■ **Written problem**: Find the string "Tome" in the entries and copy each line that has it.

--- START Data supplied ---

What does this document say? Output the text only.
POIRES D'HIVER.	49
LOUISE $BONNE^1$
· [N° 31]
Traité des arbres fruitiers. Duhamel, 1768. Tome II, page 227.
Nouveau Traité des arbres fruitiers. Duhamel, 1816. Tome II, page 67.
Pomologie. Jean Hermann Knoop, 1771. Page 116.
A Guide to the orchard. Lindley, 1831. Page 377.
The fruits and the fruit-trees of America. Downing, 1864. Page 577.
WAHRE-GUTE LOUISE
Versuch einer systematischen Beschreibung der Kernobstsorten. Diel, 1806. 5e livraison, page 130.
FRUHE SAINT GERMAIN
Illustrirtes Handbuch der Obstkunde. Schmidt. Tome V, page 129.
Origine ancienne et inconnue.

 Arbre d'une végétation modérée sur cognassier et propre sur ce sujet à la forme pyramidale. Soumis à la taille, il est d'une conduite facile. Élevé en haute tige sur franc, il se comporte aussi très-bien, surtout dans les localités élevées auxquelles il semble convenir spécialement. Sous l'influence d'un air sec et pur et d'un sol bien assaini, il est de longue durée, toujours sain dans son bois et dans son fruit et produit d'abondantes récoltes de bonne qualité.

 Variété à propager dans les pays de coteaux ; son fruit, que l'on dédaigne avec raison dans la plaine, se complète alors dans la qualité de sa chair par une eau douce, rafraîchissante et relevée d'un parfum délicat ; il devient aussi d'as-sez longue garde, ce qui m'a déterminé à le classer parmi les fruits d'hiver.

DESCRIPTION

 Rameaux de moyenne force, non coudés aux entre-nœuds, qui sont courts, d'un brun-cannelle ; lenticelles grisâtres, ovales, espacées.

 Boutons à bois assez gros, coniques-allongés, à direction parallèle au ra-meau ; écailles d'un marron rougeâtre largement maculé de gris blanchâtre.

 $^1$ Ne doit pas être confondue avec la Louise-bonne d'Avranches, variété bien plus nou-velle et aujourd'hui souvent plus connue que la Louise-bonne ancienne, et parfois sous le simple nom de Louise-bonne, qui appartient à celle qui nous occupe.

--- END Data supplied ---

■ **Answer to this exercise**:
Traité des arbres fruitiers. Duhamel, 1768. Tome II, page 227.
Nouveau Traité des arbres fruitiers. Duhamel, 1816. Tome II, page 67.
Illustrirtes Handbuch der Obstkunde. Schmidt. Tome V, page 129.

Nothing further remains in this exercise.